_Instructions for the task_.
Copy the entries below exactly. Images do not belong in the copy.

_Information given_.
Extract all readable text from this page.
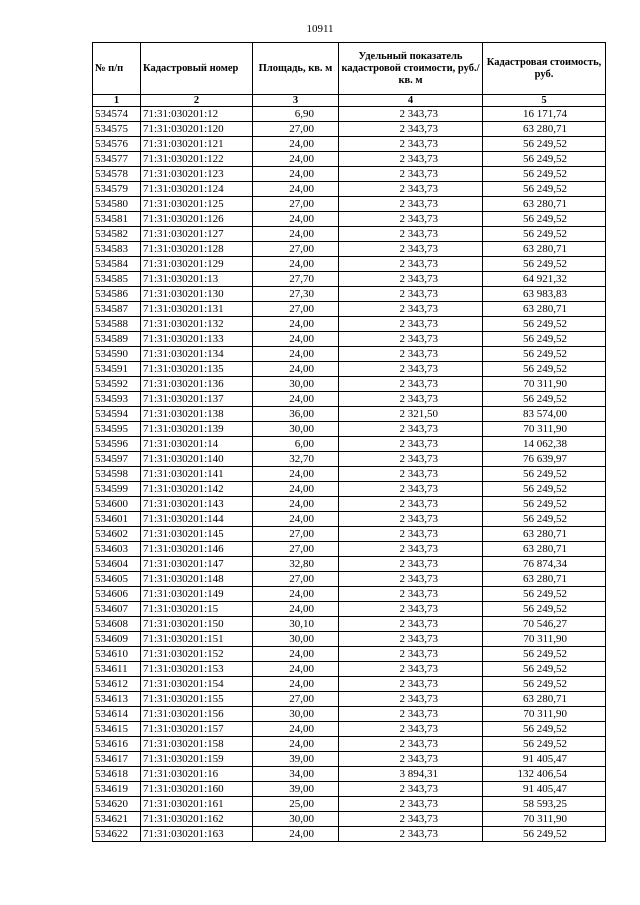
10911
№ п/п	Кадастровый номер	Площадь, кв. м	Удельный показатель кадастровой стоимости, руб./кв. м	Кадастровая стоимость, руб.
1	2	3	4	5
534574	71:31:030201:12	6,90	2 343,73	16 171,74
534575	71:31:030201:120	27,00	2 343,73	63 280,71
534576	71:31:030201:121	24,00	2 343,73	56 249,52
534577	71:31:030201:122	24,00	2 343,73	56 249,52
534578	71:31:030201:123	24,00	2 343,73	56 249,52
534579	71:31:030201:124	24,00	2 343,73	56 249,52
534580	71:31:030201:125	27,00	2 343,73	63 280,71
534581	71:31:030201:126	24,00	2 343,73	56 249,52
534582	71:31:030201:127	24,00	2 343,73	56 249,52
534583	71:31:030201:128	27,00	2 343,73	63 280,71
534584	71:31:030201:129	24,00	2 343,73	56 249,52
534585	71:31:030201:13	27,70	2 343,73	64 921,32
534586	71:31:030201:130	27,30	2 343,73	63 983,83
534587	71:31:030201:131	27,00	2 343,73	63 280,71
534588	71:31:030201:132	24,00	2 343,73	56 249,52
534589	71:31:030201:133	24,00	2 343,73	56 249,52
534590	71:31:030201:134	24,00	2 343,73	56 249,52
534591	71:31:030201:135	24,00	2 343,73	56 249,52
534592	71:31:030201:136	30,00	2 343,73	70 311,90
534593	71:31:030201:137	24,00	2 343,73	56 249,52
534594	71:31:030201:138	36,00	2 321,50	83 574,00
534595	71:31:030201:139	30,00	2 343,73	70 311,90
534596	71:31:030201:14	6,00	2 343,73	14 062,38
534597	71:31:030201:140	32,70	2 343,73	76 639,97
534598	71:31:030201:141	24,00	2 343,73	56 249,52
534599	71:31:030201:142	24,00	2 343,73	56 249,52
534600	71:31:030201:143	24,00	2 343,73	56 249,52
534601	71:31:030201:144	24,00	2 343,73	56 249,52
534602	71:31:030201:145	27,00	2 343,73	63 280,71
534603	71:31:030201:146	27,00	2 343,73	63 280,71
534604	71:31:030201:147	32,80	2 343,73	76 874,34
534605	71:31:030201:148	27,00	2 343,73	63 280,71
534606	71:31:030201:149	24,00	2 343,73	56 249,52
534607	71:31:030201:15	24,00	2 343,73	56 249,52
534608	71:31:030201:150	30,10	2 343,73	70 546,27
534609	71:31:030201:151	30,00	2 343,73	70 311,90
534610	71:31:030201:152	24,00	2 343,73	56 249,52
534611	71:31:030201:153	24,00	2 343,73	56 249,52
534612	71:31:030201:154	24,00	2 343,73	56 249,52
534613	71:31:030201:155	27,00	2 343,73	63 280,71
534614	71:31:030201:156	30,00	2 343,73	70 311,90
534615	71:31:030201:157	24,00	2 343,73	56 249,52
534616	71:31:030201:158	24,00	2 343,73	56 249,52
534617	71:31:030201:159	39,00	2 343,73	91 405,47
534618	71:31:030201:16	34,00	3 894,31	132 406,54
534619	71:31:030201:160	39,00	2 343,73	91 405,47
534620	71:31:030201:161	25,00	2 343,73	58 593,25
534621	71:31:030201:162	30,00	2 343,73	70 311,90
534622	71:31:030201:163	24,00	2 343,73	56 249,52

_Full output_.
Extract all readable text from this page.
10911
№ п/п	Кадастровый номер	Площадь, кв. м	Удельный показатель кадастровой стоимости, руб./кв. м	Кадастровая стоимость, руб.
1	2	3	4	5
534574	71:31:030201:12	6,90	2 343,73	16 171,74
534575	71:31:030201:120	27,00	2 343,73	63 280,71
534576	71:31:030201:121	24,00	2 343,73	56 249,52
534577	71:31:030201:122	24,00	2 343,73	56 249,52
534578	71:31:030201:123	24,00	2 343,73	56 249,52
534579	71:31:030201:124	24,00	2 343,73	56 249,52
534580	71:31:030201:125	27,00	2 343,73	63 280,71
534581	71:31:030201:126	24,00	2 343,73	56 249,52
534582	71:31:030201:127	24,00	2 343,73	56 249,52
534583	71:31:030201:128	27,00	2 343,73	63 280,71
534584	71:31:030201:129	24,00	2 343,73	56 249,52
534585	71:31:030201:13	27,70	2 343,73	64 921,32
534586	71:31:030201:130	27,30	2 343,73	63 983,83
534587	71:31:030201:131	27,00	2 343,73	63 280,71
534588	71:31:030201:132	24,00	2 343,73	56 249,52
534589	71:31:030201:133	24,00	2 343,73	56 249,52
534590	71:31:030201:134	24,00	2 343,73	56 249,52
534591	71:31:030201:135	24,00	2 343,73	56 249,52
534592	71:31:030201:136	30,00	2 343,73	70 311,90
534593	71:31:030201:137	24,00	2 343,73	56 249,52
534594	71:31:030201:138	36,00	2 321,50	83 574,00
534595	71:31:030201:139	30,00	2 343,73	70 311,90
534596	71:31:030201:14	6,00	2 343,73	14 062,38
534597	71:31:030201:140	32,70	2 343,73	76 639,97
534598	71:31:030201:141	24,00	2 343,73	56 249,52
534599	71:31:030201:142	24,00	2 343,73	56 249,52
534600	71:31:030201:143	24,00	2 343,73	56 249,52
534601	71:31:030201:144	24,00	2 343,73	56 249,52
534602	71:31:030201:145	27,00	2 343,73	63 280,71
534603	71:31:030201:146	27,00	2 343,73	63 280,71
534604	71:31:030201:147	32,80	2 343,73	76 874,34
534605	71:31:030201:148	27,00	2 343,73	63 280,71
534606	71:31:030201:149	24,00	2 343,73	56 249,52
534607	71:31:030201:15	24,00	2 343,73	56 249,52
534608	71:31:030201:150	30,10	2 343,73	70 546,27
534609	71:31:030201:151	30,00	2 343,73	70 311,90
534610	71:31:030201:152	24,00	2 343,73	56 249,52
534611	71:31:030201:153	24,00	2 343,73	56 249,52
534612	71:31:030201:154	24,00	2 343,73	56 249,52
534613	71:31:030201:155	27,00	2 343,73	63 280,71
534614	71:31:030201:156	30,00	2 343,73	70 311,90
534615	71:31:030201:157	24,00	2 343,73	56 249,52
534616	71:31:030201:158	24,00	2 343,73	56 249,52
534617	71:31:030201:159	39,00	2 343,73	91 405,47
534618	71:31:030201:16	34,00	3 894,31	132 406,54
534619	71:31:030201:160	39,00	2 343,73	91 405,47
534620	71:31:030201:161	25,00	2 343,73	58 593,25
534621	71:31:030201:162	30,00	2 343,73	70 311,90
534622	71:31:030201:163	24,00	2 343,73	56 249,52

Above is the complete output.